--- Source records ---
--- begin ---
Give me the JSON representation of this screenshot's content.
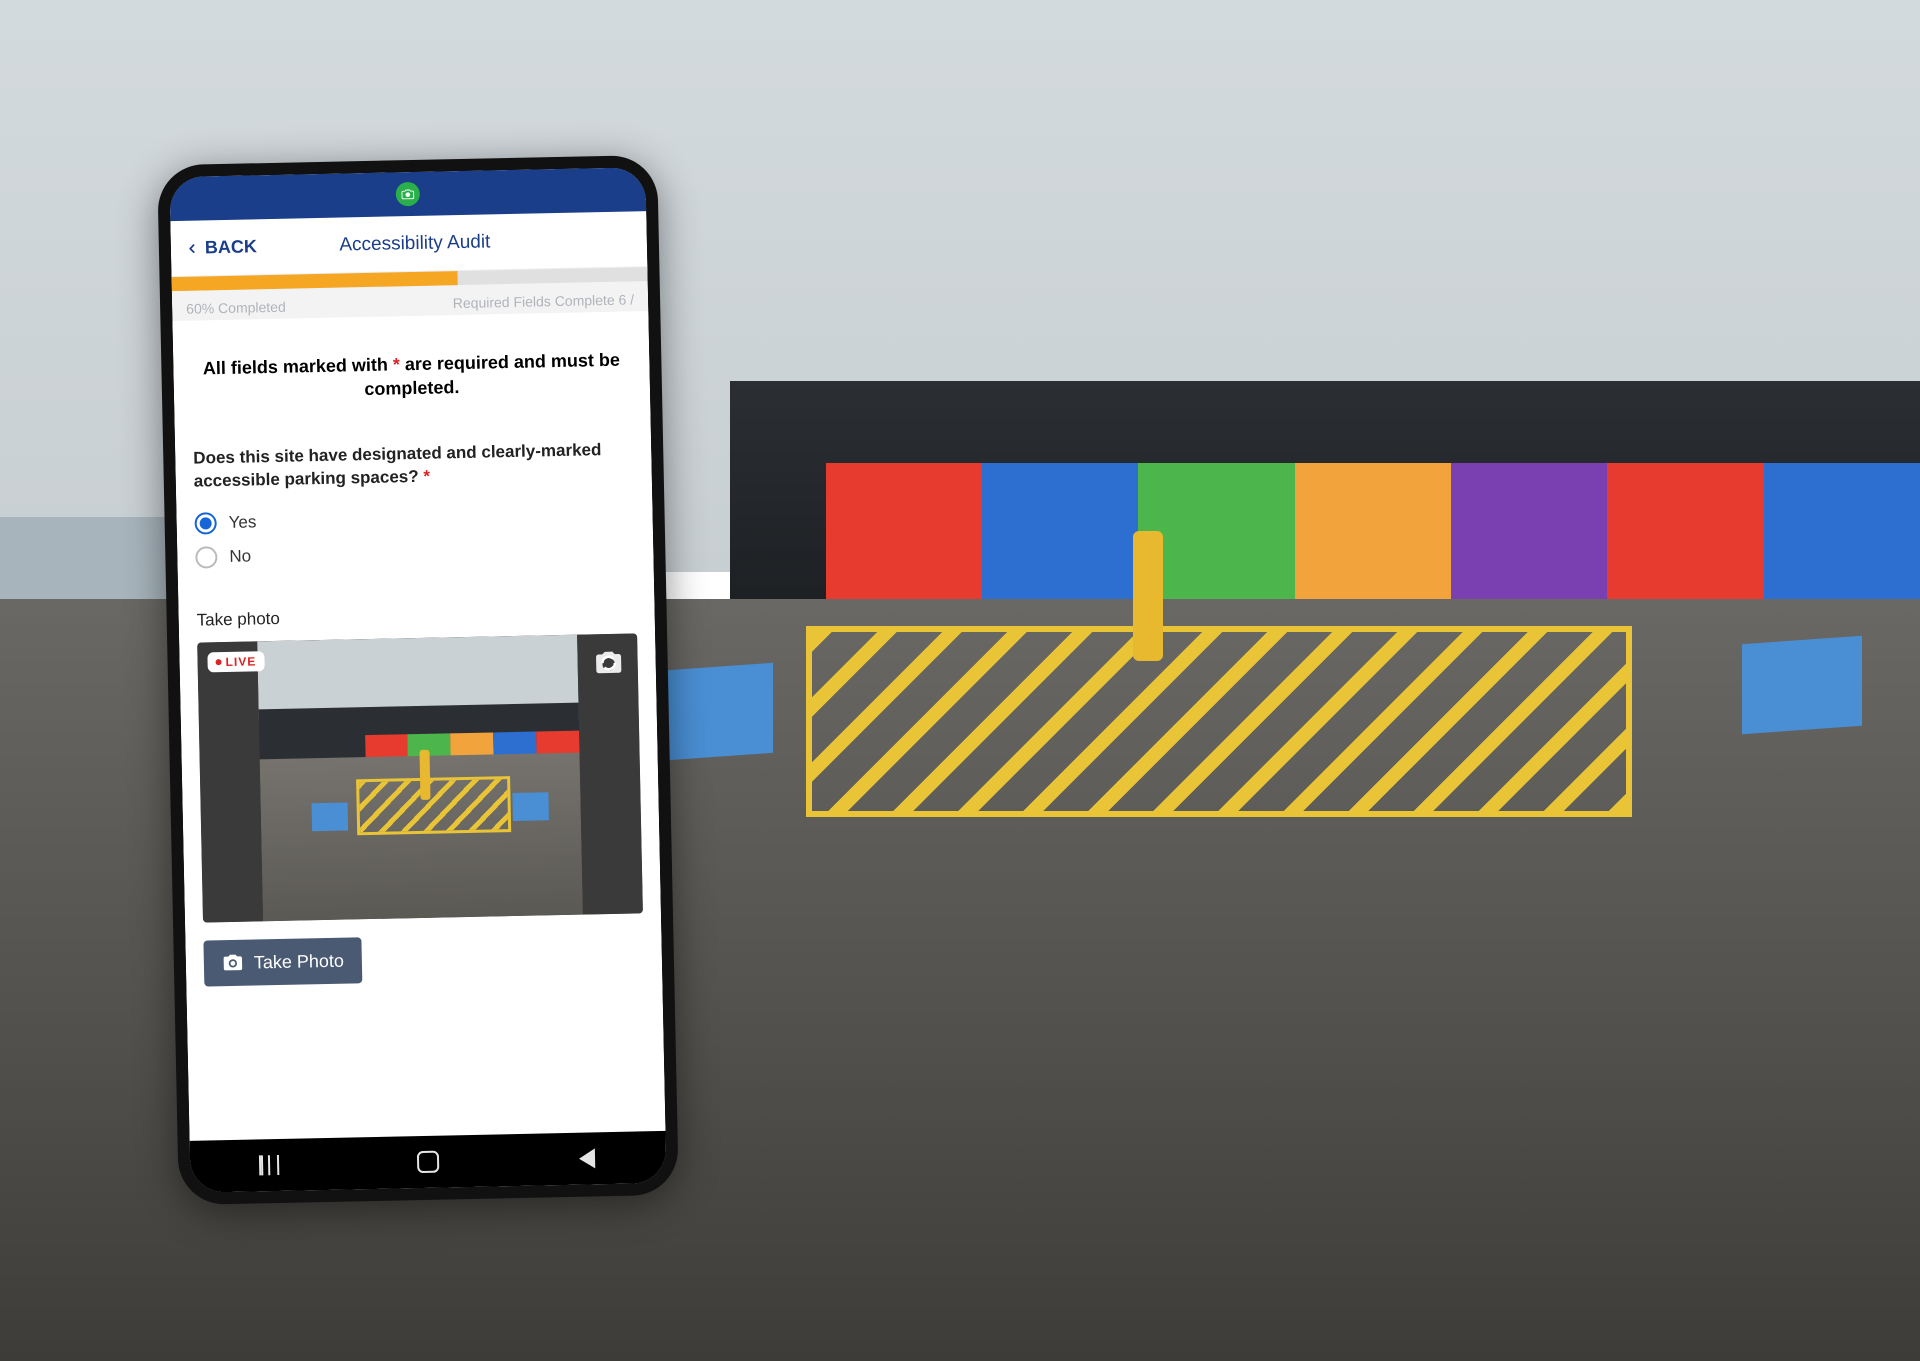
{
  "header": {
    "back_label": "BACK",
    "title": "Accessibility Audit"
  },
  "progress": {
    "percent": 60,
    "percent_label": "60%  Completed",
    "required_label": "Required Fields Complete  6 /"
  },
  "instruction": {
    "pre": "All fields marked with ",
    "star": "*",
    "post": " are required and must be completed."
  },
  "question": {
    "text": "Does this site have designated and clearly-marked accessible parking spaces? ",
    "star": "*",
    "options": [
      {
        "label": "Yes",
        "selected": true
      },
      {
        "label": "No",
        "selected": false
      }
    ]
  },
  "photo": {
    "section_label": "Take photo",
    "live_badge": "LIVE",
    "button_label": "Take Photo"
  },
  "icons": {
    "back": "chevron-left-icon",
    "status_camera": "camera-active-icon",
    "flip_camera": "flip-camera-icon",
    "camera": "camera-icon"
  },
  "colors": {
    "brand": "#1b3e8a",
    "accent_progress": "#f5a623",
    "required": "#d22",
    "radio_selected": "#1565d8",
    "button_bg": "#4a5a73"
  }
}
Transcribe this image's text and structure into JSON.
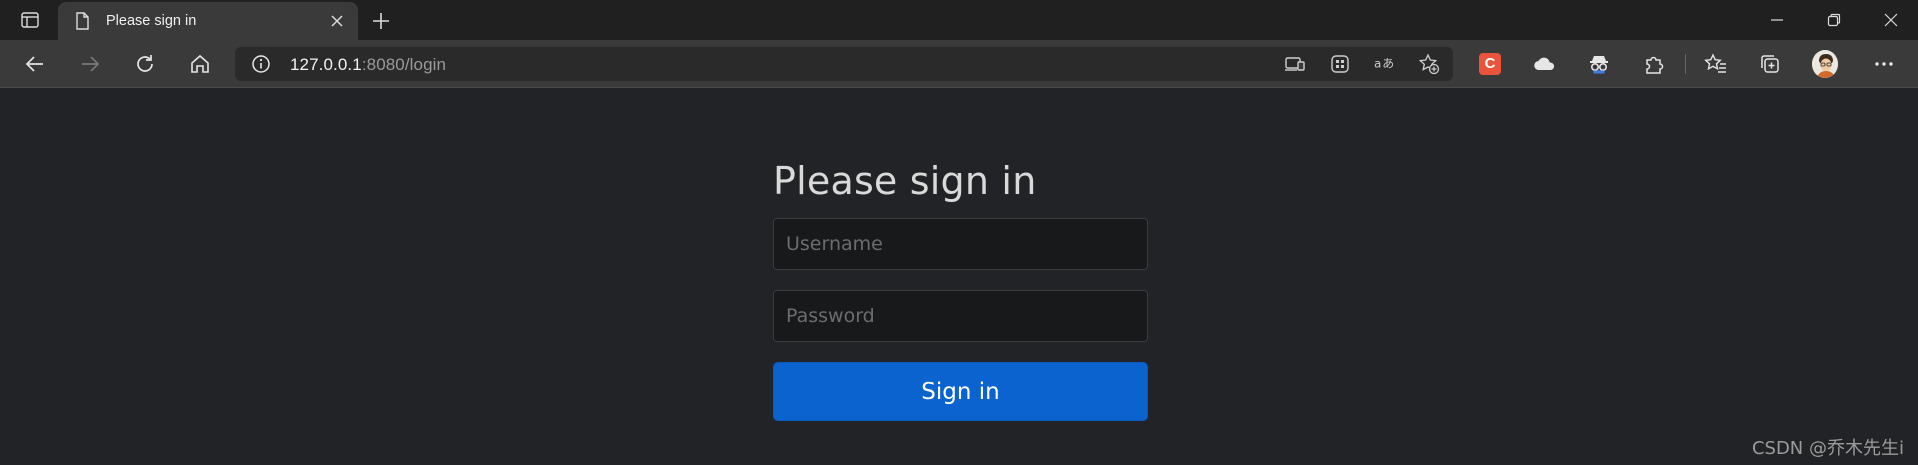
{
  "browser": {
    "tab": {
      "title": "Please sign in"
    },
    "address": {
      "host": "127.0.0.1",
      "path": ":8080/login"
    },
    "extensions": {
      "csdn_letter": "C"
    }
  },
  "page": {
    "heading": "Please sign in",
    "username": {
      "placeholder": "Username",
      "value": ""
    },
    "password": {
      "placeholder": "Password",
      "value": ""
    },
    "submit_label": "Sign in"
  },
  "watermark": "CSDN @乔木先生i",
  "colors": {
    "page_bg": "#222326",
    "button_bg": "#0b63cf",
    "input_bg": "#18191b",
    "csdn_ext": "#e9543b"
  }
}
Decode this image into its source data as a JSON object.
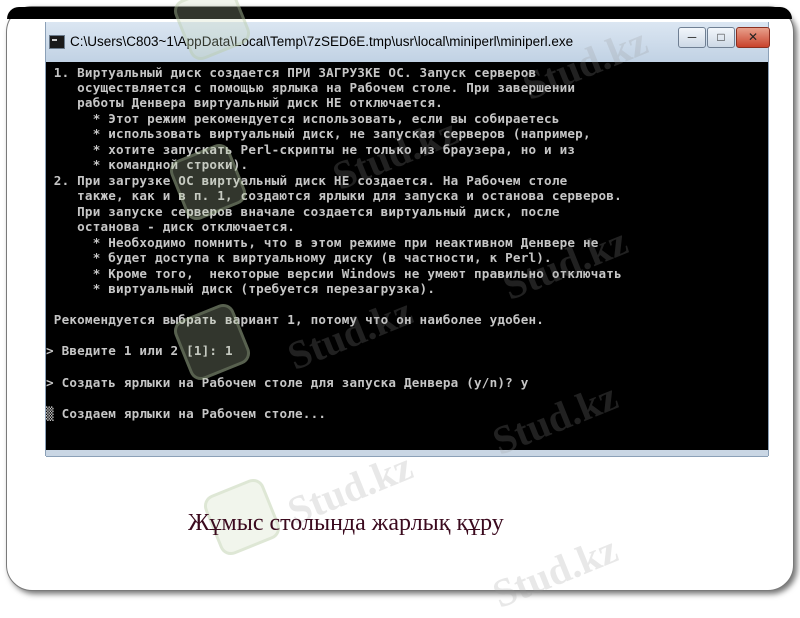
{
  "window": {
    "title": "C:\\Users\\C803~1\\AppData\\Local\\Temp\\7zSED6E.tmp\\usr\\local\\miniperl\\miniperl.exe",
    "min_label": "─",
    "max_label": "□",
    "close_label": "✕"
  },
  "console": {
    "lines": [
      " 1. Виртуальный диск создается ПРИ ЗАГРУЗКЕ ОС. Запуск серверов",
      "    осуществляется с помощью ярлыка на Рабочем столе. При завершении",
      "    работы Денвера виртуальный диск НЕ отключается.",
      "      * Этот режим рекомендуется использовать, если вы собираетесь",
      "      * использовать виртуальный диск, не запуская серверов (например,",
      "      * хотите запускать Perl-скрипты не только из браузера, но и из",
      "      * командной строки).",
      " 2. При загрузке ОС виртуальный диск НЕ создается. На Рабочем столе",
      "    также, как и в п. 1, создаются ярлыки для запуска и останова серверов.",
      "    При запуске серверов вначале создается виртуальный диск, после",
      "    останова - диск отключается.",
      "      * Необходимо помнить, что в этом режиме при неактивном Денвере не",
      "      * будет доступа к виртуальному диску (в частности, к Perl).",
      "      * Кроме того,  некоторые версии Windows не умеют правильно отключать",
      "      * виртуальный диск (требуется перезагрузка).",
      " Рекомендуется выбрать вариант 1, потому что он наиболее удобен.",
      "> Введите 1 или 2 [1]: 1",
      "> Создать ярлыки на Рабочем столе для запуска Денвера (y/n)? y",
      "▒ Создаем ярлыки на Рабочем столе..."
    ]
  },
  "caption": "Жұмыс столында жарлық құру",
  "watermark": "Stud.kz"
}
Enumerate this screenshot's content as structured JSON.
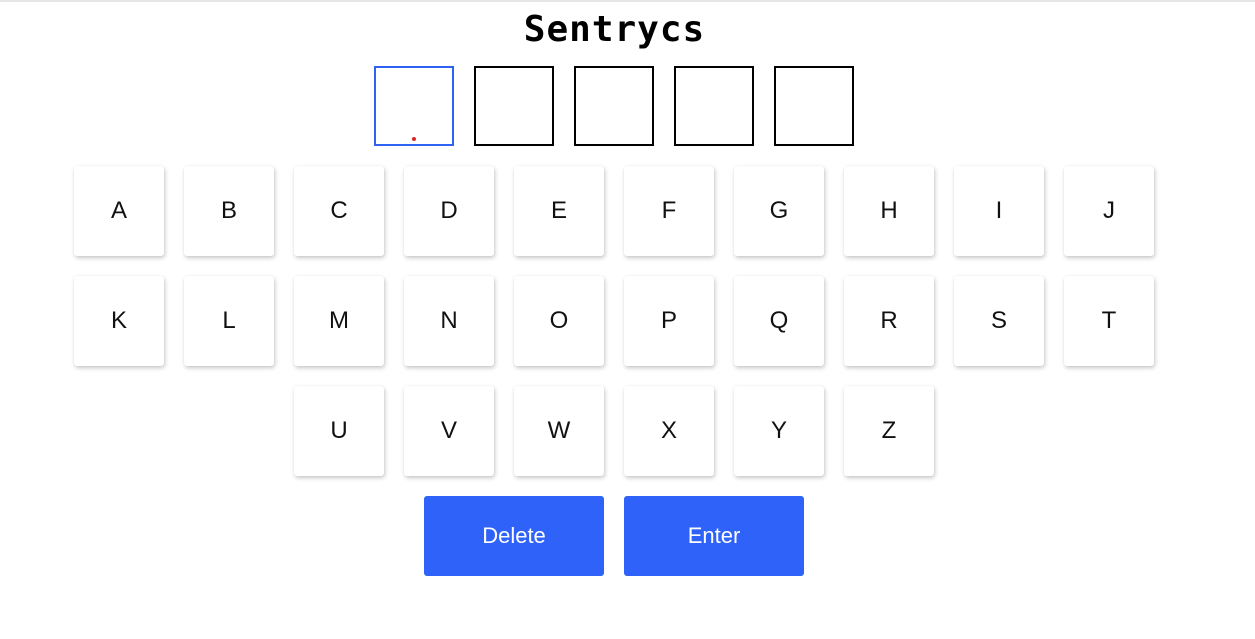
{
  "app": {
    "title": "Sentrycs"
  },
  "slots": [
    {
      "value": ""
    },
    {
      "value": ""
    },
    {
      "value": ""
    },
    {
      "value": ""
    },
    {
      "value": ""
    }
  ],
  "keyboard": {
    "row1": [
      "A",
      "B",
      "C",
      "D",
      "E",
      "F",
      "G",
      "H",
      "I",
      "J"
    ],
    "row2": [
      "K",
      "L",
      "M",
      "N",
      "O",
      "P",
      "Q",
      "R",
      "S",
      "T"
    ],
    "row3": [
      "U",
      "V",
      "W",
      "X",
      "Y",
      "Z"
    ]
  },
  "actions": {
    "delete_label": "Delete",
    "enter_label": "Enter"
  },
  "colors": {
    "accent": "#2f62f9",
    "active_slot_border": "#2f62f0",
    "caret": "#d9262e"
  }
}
--- end ---
--- Set problem ---
Repeat the material verbatim. Do not carry over any picture.

--- Final result ---
Give me the JSON representation of this screenshot's content.
{
  "header": {
    "back_label": "BACK",
    "title": "Accessibility Audit"
  },
  "progress": {
    "percent": 60,
    "percent_label": "60%  Completed",
    "required_label": "Required Fields Complete  6 /"
  },
  "instruction": {
    "pre": "All fields marked with ",
    "star": "*",
    "post": " are required and must be completed."
  },
  "question": {
    "text": "Does this site have designated and clearly-marked accessible parking spaces? ",
    "star": "*",
    "options": [
      {
        "label": "Yes",
        "selected": true
      },
      {
        "label": "No",
        "selected": false
      }
    ]
  },
  "photo": {
    "section_label": "Take photo",
    "live_badge": "LIVE",
    "button_label": "Take Photo"
  },
  "icons": {
    "back": "chevron-left-icon",
    "status_camera": "camera-active-icon",
    "flip_camera": "flip-camera-icon",
    "camera": "camera-icon"
  },
  "colors": {
    "brand": "#1b3e8a",
    "accent_progress": "#f5a623",
    "required": "#d22",
    "radio_selected": "#1565d8",
    "button_bg": "#4a5a73"
  }
}
Transcribe this image's text and structure into JSON.
{
  "browser": {
    "tab": {
      "title": "Please sign in"
    },
    "address": {
      "host": "127.0.0.1",
      "path": ":8080/login"
    },
    "extensions": {
      "csdn_letter": "C"
    }
  },
  "page": {
    "heading": "Please sign in",
    "username": {
      "placeholder": "Username",
      "value": ""
    },
    "password": {
      "placeholder": "Password",
      "value": ""
    },
    "submit_label": "Sign in"
  },
  "watermark": "CSDN @乔木先生i",
  "colors": {
    "page_bg": "#222326",
    "button_bg": "#0b63cf",
    "input_bg": "#18191b",
    "csdn_ext": "#e9543b"
  }
}
Decode this image into its source data as a JSON object.
{
  "window": {
    "title": "C:\\Users\\C803~1\\AppData\\Local\\Temp\\7zSED6E.tmp\\usr\\local\\miniperl\\miniperl.exe",
    "min_label": "─",
    "max_label": "□",
    "close_label": "✕"
  },
  "console": {
    "lines": [
      " 1. Виртуальный диск создается ПРИ ЗАГРУЗКЕ ОС. Запуск серверов",
      "    осуществляется с помощью ярлыка на Рабочем столе. При завершении",
      "    работы Денвера виртуальный диск НЕ отключается.",
      "      * Этот режим рекомендуется использовать, если вы собираетесь",
      "      * использовать виртуальный диск, не запуская серверов (например,",
      "      * хотите запускать Perl-скрипты не только из браузера, но и из",
      "      * командной строки).",
      " 2. При загрузке ОС виртуальный диск НЕ создается. На Рабочем столе",
      "    также, как и в п. 1, создаются ярлыки для запуска и останова серверов.",
      "    При запуске серверов вначале создается виртуальный диск, после",
      "    останова - диск отключается.",
      "      * Необходимо помнить, что в этом режиме при неактивном Денвере не",
      "      * будет доступа к виртуальному диску (в частности, к Perl).",
      "      * Кроме того,  некоторые версии Windows не умеют правильно отключать",
      "      * виртуальный диск (требуется перезагрузка).",
      " Рекомендуется выбрать вариант 1, потому что он наиболее удобен.",
      "> Введите 1 или 2 [1]: 1",
      "> Создать ярлыки на Рабочем столе для запуска Денвера (y/n)? y",
      "▒ Создаем ярлыки на Рабочем столе..."
    ]
  },
  "caption": "Жұмыс столында жарлық құру",
  "watermark": "Stud.kz"
}
Enumerate this screenshot's content as structured JSON.
{
  "app": {
    "title": "Sentrycs"
  },
  "slots": [
    {
      "value": ""
    },
    {
      "value": ""
    },
    {
      "value": ""
    },
    {
      "value": ""
    },
    {
      "value": ""
    }
  ],
  "keyboard": {
    "row1": [
      "A",
      "B",
      "C",
      "D",
      "E",
      "F",
      "G",
      "H",
      "I",
      "J"
    ],
    "row2": [
      "K",
      "L",
      "M",
      "N",
      "O",
      "P",
      "Q",
      "R",
      "S",
      "T"
    ],
    "row3": [
      "U",
      "V",
      "W",
      "X",
      "Y",
      "Z"
    ]
  },
  "actions": {
    "delete_label": "Delete",
    "enter_label": "Enter"
  },
  "colors": {
    "accent": "#2f62f9",
    "active_slot_border": "#2f62f0",
    "caret": "#d9262e"
  }
}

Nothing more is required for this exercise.